> AIM OF THE TASK
Could you copy every line from the material below in which "Paper" appears?

> SUPPLIED INFORMATION
_ _ _ _

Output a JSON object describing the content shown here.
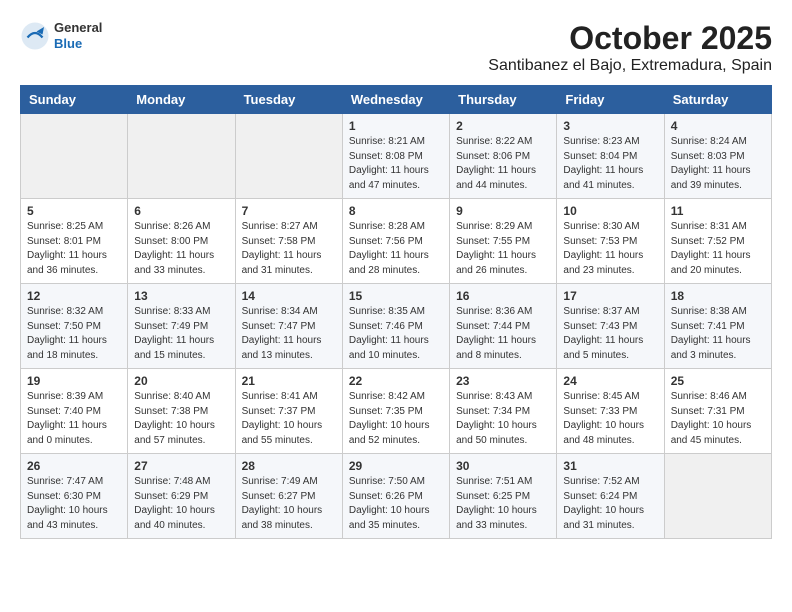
{
  "header": {
    "logo_general": "General",
    "logo_blue": "Blue",
    "title": "October 2025",
    "subtitle": "Santibanez el Bajo, Extremadura, Spain"
  },
  "weekdays": [
    "Sunday",
    "Monday",
    "Tuesday",
    "Wednesday",
    "Thursday",
    "Friday",
    "Saturday"
  ],
  "weeks": [
    [
      {
        "day": "",
        "info": ""
      },
      {
        "day": "",
        "info": ""
      },
      {
        "day": "",
        "info": ""
      },
      {
        "day": "1",
        "info": "Sunrise: 8:21 AM\nSunset: 8:08 PM\nDaylight: 11 hours and 47 minutes."
      },
      {
        "day": "2",
        "info": "Sunrise: 8:22 AM\nSunset: 8:06 PM\nDaylight: 11 hours and 44 minutes."
      },
      {
        "day": "3",
        "info": "Sunrise: 8:23 AM\nSunset: 8:04 PM\nDaylight: 11 hours and 41 minutes."
      },
      {
        "day": "4",
        "info": "Sunrise: 8:24 AM\nSunset: 8:03 PM\nDaylight: 11 hours and 39 minutes."
      }
    ],
    [
      {
        "day": "5",
        "info": "Sunrise: 8:25 AM\nSunset: 8:01 PM\nDaylight: 11 hours and 36 minutes."
      },
      {
        "day": "6",
        "info": "Sunrise: 8:26 AM\nSunset: 8:00 PM\nDaylight: 11 hours and 33 minutes."
      },
      {
        "day": "7",
        "info": "Sunrise: 8:27 AM\nSunset: 7:58 PM\nDaylight: 11 hours and 31 minutes."
      },
      {
        "day": "8",
        "info": "Sunrise: 8:28 AM\nSunset: 7:56 PM\nDaylight: 11 hours and 28 minutes."
      },
      {
        "day": "9",
        "info": "Sunrise: 8:29 AM\nSunset: 7:55 PM\nDaylight: 11 hours and 26 minutes."
      },
      {
        "day": "10",
        "info": "Sunrise: 8:30 AM\nSunset: 7:53 PM\nDaylight: 11 hours and 23 minutes."
      },
      {
        "day": "11",
        "info": "Sunrise: 8:31 AM\nSunset: 7:52 PM\nDaylight: 11 hours and 20 minutes."
      }
    ],
    [
      {
        "day": "12",
        "info": "Sunrise: 8:32 AM\nSunset: 7:50 PM\nDaylight: 11 hours and 18 minutes."
      },
      {
        "day": "13",
        "info": "Sunrise: 8:33 AM\nSunset: 7:49 PM\nDaylight: 11 hours and 15 minutes."
      },
      {
        "day": "14",
        "info": "Sunrise: 8:34 AM\nSunset: 7:47 PM\nDaylight: 11 hours and 13 minutes."
      },
      {
        "day": "15",
        "info": "Sunrise: 8:35 AM\nSunset: 7:46 PM\nDaylight: 11 hours and 10 minutes."
      },
      {
        "day": "16",
        "info": "Sunrise: 8:36 AM\nSunset: 7:44 PM\nDaylight: 11 hours and 8 minutes."
      },
      {
        "day": "17",
        "info": "Sunrise: 8:37 AM\nSunset: 7:43 PM\nDaylight: 11 hours and 5 minutes."
      },
      {
        "day": "18",
        "info": "Sunrise: 8:38 AM\nSunset: 7:41 PM\nDaylight: 11 hours and 3 minutes."
      }
    ],
    [
      {
        "day": "19",
        "info": "Sunrise: 8:39 AM\nSunset: 7:40 PM\nDaylight: 11 hours and 0 minutes."
      },
      {
        "day": "20",
        "info": "Sunrise: 8:40 AM\nSunset: 7:38 PM\nDaylight: 10 hours and 57 minutes."
      },
      {
        "day": "21",
        "info": "Sunrise: 8:41 AM\nSunset: 7:37 PM\nDaylight: 10 hours and 55 minutes."
      },
      {
        "day": "22",
        "info": "Sunrise: 8:42 AM\nSunset: 7:35 PM\nDaylight: 10 hours and 52 minutes."
      },
      {
        "day": "23",
        "info": "Sunrise: 8:43 AM\nSunset: 7:34 PM\nDaylight: 10 hours and 50 minutes."
      },
      {
        "day": "24",
        "info": "Sunrise: 8:45 AM\nSunset: 7:33 PM\nDaylight: 10 hours and 48 minutes."
      },
      {
        "day": "25",
        "info": "Sunrise: 8:46 AM\nSunset: 7:31 PM\nDaylight: 10 hours and 45 minutes."
      }
    ],
    [
      {
        "day": "26",
        "info": "Sunrise: 7:47 AM\nSunset: 6:30 PM\nDaylight: 10 hours and 43 minutes."
      },
      {
        "day": "27",
        "info": "Sunrise: 7:48 AM\nSunset: 6:29 PM\nDaylight: 10 hours and 40 minutes."
      },
      {
        "day": "28",
        "info": "Sunrise: 7:49 AM\nSunset: 6:27 PM\nDaylight: 10 hours and 38 minutes."
      },
      {
        "day": "29",
        "info": "Sunrise: 7:50 AM\nSunset: 6:26 PM\nDaylight: 10 hours and 35 minutes."
      },
      {
        "day": "30",
        "info": "Sunrise: 7:51 AM\nSunset: 6:25 PM\nDaylight: 10 hours and 33 minutes."
      },
      {
        "day": "31",
        "info": "Sunrise: 7:52 AM\nSunset: 6:24 PM\nDaylight: 10 hours and 31 minutes."
      },
      {
        "day": "",
        "info": ""
      }
    ]
  ]
}
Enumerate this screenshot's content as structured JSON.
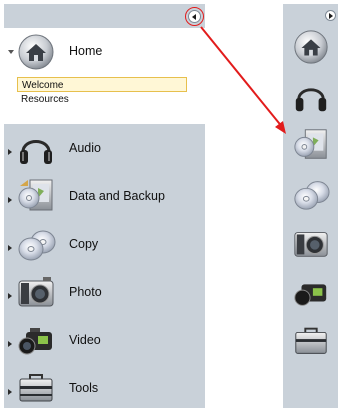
{
  "panel": {
    "categories": [
      {
        "label": "Home",
        "icon": "home-icon"
      },
      {
        "label": "Audio",
        "icon": "headphones-icon"
      },
      {
        "label": "Data and Backup",
        "icon": "data-backup-icon"
      },
      {
        "label": "Copy",
        "icon": "copy-discs-icon"
      },
      {
        "label": "Photo",
        "icon": "camera-icon"
      },
      {
        "label": "Video",
        "icon": "video-camera-icon"
      },
      {
        "label": "Tools",
        "icon": "toolbox-icon"
      }
    ],
    "home_subitems": [
      {
        "label": "Welcome",
        "selected": true
      },
      {
        "label": "Resources",
        "selected": false
      }
    ]
  },
  "colors": {
    "panel_bg": "#c9d1d9",
    "selection_bg": "#fff7d6",
    "selection_border": "#e7c04d",
    "callout": "#e21c1c"
  }
}
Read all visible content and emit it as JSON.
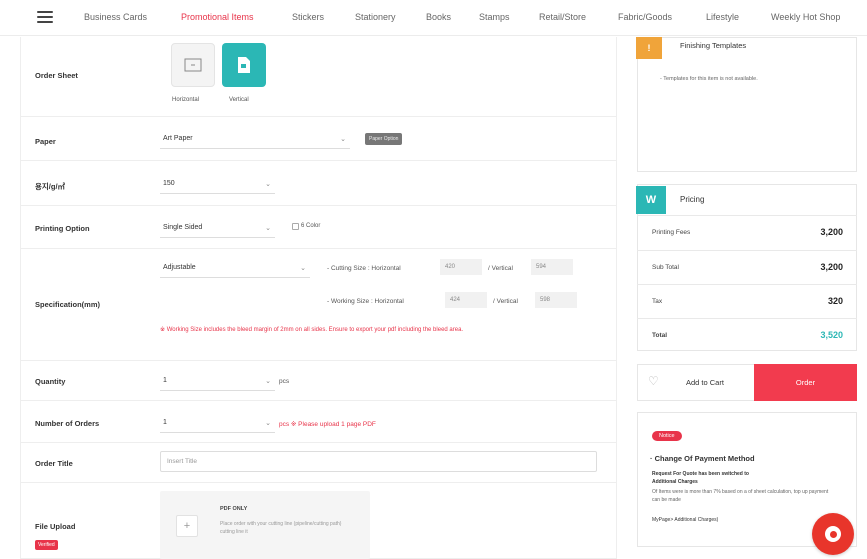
{
  "nav": {
    "items": [
      "Business Cards",
      "Promotional Items",
      "Stickers",
      "Stationery",
      "Books",
      "Stamps",
      "Retail/Store",
      "Fabric/Goods",
      "Lifestyle",
      "Weekly Hot Shop"
    ],
    "active_index": 1
  },
  "form": {
    "order_sheet_label": "Order Sheet",
    "orient_horizontal": "Horizontal",
    "orient_vertical": "Vertical",
    "paper_label": "Paper",
    "paper_value": "Art Paper",
    "paper_options_btn": "Paper Option",
    "weight_label": "용지/g/㎡",
    "weight_value": "150",
    "printing_label": "Printing Option",
    "printing_value": "Single Sided",
    "color_checkbox_label": "6 Color",
    "spec_label": "Specification(mm)",
    "spec_value": "Adjustable",
    "cutting_label": "- Cutting Size : Horizontal",
    "cutting_h": "420",
    "cutting_v_label": "/ Vertical",
    "cutting_v": "594",
    "working_label": "- Working Size : Horizontal",
    "working_h": "424",
    "working_v_label": "/ Vertical",
    "working_v": "598",
    "warning": "※ Working Size includes the bleed margin of 2mm on all sides. Ensure to export your pdf including the bleed area.",
    "quantity_label": "Quantity",
    "quantity_value": "1",
    "quantity_unit": "pcs",
    "orders_label": "Number of Orders",
    "orders_value": "1",
    "orders_note": "pcs ※ Please upload 1 page PDF",
    "title_label": "Order Title",
    "title_placeholder": "Insert Title",
    "upload_label": "File Upload",
    "upload_badge": "Verified",
    "upload_head": "PDF ONLY",
    "upload_desc": "Place order with your cutting line (pipeline/cutting path) cutting line it"
  },
  "templates": {
    "icon": "!",
    "title": "Finishing Templates",
    "note": "- Templates for this item is not available."
  },
  "pricing": {
    "icon": "W",
    "title": "Pricing",
    "rows": [
      {
        "label": "Printing Fees",
        "value": "3,200"
      },
      {
        "label": "Sub Total",
        "value": "3,200"
      },
      {
        "label": "Tax",
        "value": "320"
      },
      {
        "label": "Total",
        "value": "3,520"
      }
    ],
    "total_color": "#2bb7b5"
  },
  "actions": {
    "add_to_cart": "Add to Cart",
    "order": "Order"
  },
  "notice": {
    "badge": "Notice",
    "title": "· Change Of Payment Method",
    "line1": "Request For Quote has been switched to",
    "line2": "Additional Charges",
    "body": "Of Items were is more than 7% based on a of sheet calculation, top up payment can be made",
    "link": "MyPage> Additional Charges)"
  },
  "colors": {
    "accent": "#e8344a",
    "teal": "#2bb7b5",
    "orange": "#f0a43a",
    "order_button": "#f23b4e"
  }
}
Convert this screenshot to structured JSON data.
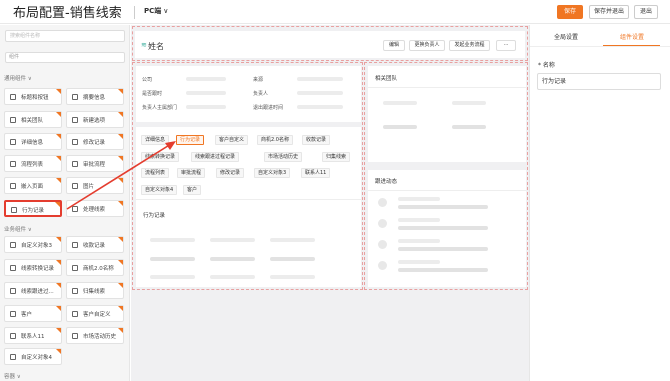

_ _ _ _

> ANSWER TO THIS EXERCISE
    "paper_label": "Paper",
    "paper_value": "Art Paper",
    "paper_options_btn": "Paper Option",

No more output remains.